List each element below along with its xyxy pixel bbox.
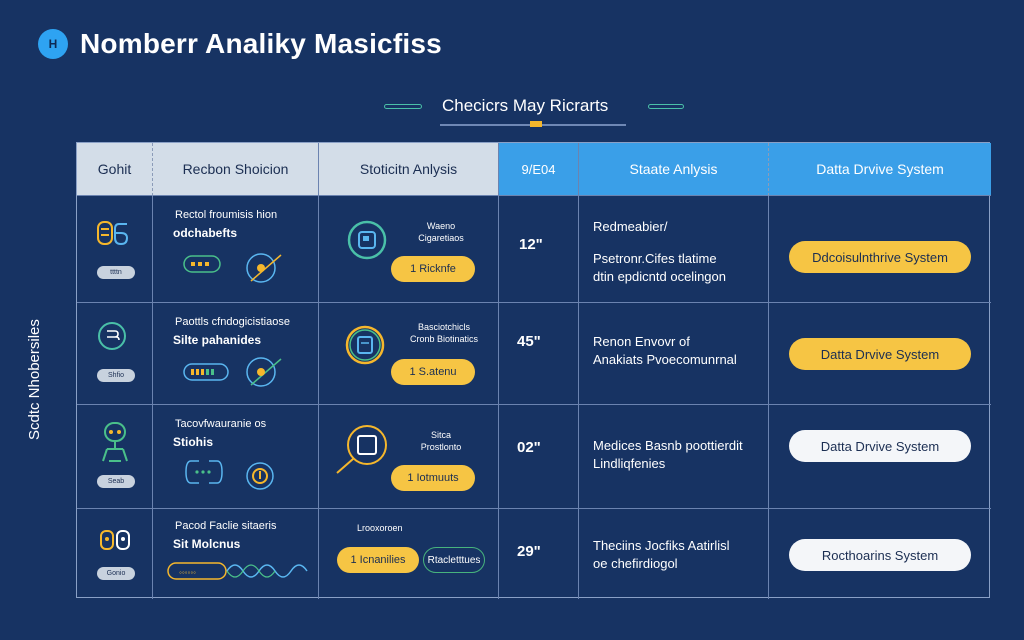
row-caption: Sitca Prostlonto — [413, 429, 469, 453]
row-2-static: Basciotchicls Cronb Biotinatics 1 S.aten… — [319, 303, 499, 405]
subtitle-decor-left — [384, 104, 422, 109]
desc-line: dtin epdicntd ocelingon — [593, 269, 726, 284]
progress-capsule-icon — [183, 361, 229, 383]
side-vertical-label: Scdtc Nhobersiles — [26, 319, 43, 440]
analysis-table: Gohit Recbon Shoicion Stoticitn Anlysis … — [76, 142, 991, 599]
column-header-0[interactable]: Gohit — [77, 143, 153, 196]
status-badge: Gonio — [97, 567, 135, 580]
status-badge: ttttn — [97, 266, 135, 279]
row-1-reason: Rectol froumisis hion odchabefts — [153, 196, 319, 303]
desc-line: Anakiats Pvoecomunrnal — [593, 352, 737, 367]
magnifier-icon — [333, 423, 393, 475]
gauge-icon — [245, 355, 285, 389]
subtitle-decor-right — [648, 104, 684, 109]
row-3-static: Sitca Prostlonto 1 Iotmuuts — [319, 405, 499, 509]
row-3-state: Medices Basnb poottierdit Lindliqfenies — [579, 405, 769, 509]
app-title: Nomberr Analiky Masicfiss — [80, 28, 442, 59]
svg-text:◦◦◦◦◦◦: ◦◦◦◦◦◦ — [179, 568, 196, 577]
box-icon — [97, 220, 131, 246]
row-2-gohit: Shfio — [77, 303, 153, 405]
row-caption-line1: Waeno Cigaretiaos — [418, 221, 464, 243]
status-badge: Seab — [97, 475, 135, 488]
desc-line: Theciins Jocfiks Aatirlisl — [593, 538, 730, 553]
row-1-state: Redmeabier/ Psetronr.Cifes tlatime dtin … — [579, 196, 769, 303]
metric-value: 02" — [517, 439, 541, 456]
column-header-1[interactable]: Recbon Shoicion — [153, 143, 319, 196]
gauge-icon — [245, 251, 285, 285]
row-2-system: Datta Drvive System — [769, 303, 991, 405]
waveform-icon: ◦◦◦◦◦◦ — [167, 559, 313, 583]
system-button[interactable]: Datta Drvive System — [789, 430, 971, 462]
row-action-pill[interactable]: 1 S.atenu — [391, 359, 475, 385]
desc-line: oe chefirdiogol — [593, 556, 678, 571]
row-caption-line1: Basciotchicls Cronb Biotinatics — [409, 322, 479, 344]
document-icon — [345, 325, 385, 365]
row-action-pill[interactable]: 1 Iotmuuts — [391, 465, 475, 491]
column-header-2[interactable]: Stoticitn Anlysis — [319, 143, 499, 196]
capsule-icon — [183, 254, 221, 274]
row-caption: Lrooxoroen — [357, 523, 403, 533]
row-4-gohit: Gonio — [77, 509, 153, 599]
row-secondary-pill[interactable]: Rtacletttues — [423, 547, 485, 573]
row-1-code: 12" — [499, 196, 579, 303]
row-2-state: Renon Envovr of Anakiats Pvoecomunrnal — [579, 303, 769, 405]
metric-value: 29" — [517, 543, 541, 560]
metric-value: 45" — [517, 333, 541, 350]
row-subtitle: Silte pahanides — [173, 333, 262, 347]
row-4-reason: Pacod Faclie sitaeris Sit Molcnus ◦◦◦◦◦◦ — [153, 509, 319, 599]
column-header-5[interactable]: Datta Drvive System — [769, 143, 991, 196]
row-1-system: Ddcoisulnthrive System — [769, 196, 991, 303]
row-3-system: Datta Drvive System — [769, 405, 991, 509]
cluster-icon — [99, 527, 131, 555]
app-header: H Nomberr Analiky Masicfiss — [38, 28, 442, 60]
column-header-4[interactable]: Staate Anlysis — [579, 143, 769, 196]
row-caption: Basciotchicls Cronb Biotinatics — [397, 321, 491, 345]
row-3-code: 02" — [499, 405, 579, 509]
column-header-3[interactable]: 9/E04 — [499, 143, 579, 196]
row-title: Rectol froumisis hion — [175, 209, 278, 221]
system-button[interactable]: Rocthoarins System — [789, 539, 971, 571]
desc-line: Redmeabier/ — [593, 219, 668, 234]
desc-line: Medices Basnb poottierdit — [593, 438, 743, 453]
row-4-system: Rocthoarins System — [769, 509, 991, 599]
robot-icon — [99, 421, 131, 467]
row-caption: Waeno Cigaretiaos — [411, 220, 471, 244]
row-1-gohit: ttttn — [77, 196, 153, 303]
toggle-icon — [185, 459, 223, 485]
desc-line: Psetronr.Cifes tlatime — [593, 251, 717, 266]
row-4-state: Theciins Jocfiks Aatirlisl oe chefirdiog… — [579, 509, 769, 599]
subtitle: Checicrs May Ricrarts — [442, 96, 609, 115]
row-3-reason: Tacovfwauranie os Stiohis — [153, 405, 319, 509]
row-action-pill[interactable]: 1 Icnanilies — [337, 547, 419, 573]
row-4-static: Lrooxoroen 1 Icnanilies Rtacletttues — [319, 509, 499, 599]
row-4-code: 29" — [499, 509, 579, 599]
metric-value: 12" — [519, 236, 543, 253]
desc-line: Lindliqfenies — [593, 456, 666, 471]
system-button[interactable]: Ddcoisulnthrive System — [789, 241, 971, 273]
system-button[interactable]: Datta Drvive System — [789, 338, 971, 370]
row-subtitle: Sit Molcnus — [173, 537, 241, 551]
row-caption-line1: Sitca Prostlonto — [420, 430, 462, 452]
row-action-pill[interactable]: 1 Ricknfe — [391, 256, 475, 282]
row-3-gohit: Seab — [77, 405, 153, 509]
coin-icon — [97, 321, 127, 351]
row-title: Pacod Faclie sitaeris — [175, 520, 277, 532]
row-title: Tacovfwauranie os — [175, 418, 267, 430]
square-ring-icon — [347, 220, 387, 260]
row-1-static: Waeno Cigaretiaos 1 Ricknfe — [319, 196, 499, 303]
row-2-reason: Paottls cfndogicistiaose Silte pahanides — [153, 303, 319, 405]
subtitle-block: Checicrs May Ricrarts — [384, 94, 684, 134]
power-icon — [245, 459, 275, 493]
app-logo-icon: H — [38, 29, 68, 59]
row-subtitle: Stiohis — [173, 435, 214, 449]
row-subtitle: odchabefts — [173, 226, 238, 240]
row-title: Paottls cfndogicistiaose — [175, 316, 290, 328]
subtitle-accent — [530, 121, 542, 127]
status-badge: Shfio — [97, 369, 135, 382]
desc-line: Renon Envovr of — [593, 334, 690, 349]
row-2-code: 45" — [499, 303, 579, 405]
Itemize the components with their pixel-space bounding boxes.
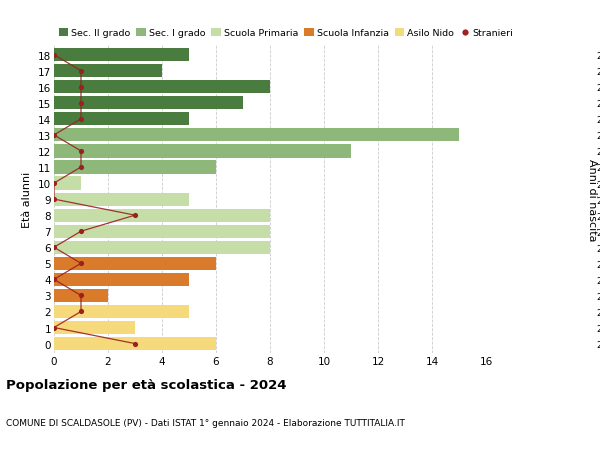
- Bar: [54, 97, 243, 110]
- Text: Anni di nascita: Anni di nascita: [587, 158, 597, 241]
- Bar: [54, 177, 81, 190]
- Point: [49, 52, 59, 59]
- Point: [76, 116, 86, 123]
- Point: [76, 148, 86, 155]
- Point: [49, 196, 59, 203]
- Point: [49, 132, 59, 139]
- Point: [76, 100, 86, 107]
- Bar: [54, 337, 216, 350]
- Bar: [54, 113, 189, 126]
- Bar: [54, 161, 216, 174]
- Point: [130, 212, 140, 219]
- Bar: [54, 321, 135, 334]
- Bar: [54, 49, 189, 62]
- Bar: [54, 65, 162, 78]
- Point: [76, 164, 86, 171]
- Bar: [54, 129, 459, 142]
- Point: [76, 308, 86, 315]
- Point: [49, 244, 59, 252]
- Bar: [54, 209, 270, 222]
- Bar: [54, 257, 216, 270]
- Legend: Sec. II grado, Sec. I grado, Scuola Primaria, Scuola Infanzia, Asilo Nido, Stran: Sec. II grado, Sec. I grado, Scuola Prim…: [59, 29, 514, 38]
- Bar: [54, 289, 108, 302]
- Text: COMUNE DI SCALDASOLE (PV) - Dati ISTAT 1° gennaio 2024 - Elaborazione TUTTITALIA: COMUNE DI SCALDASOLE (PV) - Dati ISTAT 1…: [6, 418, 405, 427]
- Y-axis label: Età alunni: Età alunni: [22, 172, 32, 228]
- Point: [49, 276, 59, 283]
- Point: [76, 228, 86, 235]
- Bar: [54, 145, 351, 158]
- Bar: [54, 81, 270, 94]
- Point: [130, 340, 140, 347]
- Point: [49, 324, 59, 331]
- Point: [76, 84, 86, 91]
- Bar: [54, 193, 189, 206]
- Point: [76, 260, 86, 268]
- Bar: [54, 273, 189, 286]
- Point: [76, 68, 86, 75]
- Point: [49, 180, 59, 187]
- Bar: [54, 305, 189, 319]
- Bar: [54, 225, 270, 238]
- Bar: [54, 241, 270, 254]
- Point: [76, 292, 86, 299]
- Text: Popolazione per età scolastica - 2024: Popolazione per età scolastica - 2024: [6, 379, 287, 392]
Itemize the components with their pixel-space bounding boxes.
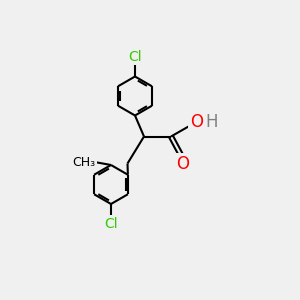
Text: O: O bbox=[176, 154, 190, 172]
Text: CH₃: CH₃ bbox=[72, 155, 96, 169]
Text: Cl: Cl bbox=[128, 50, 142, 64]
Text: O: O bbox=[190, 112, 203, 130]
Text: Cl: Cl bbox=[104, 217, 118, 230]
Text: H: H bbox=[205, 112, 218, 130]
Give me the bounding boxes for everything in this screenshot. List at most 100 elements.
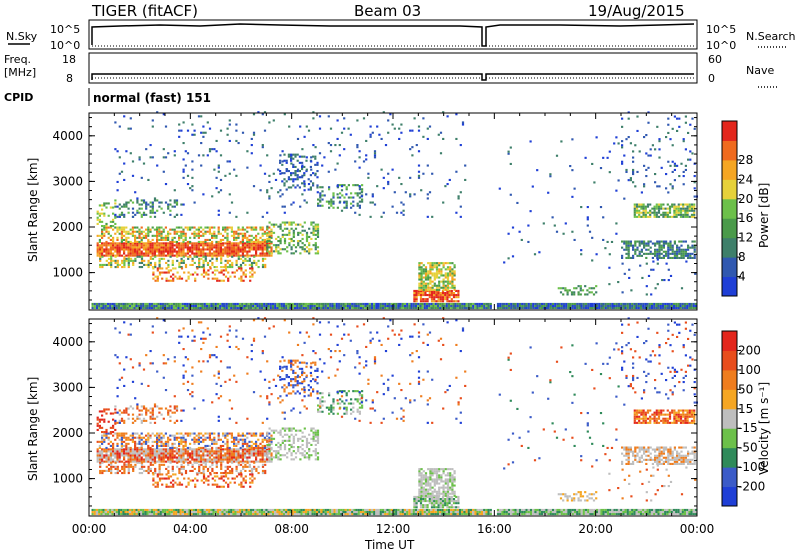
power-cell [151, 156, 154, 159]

----------------------------------------

§ **WHAT THE EXERCISE ASKS**:
Pick out every line above that contains the string "Analiky", and copy each one. Case counts.

§ **TASK SOLUTION**:
app-title: Nomberr Analiky Masicfiss — [80, 28, 442, 59]
app-header: H Nomberr Analiky Masicfiss — [38, 28, 442, 60]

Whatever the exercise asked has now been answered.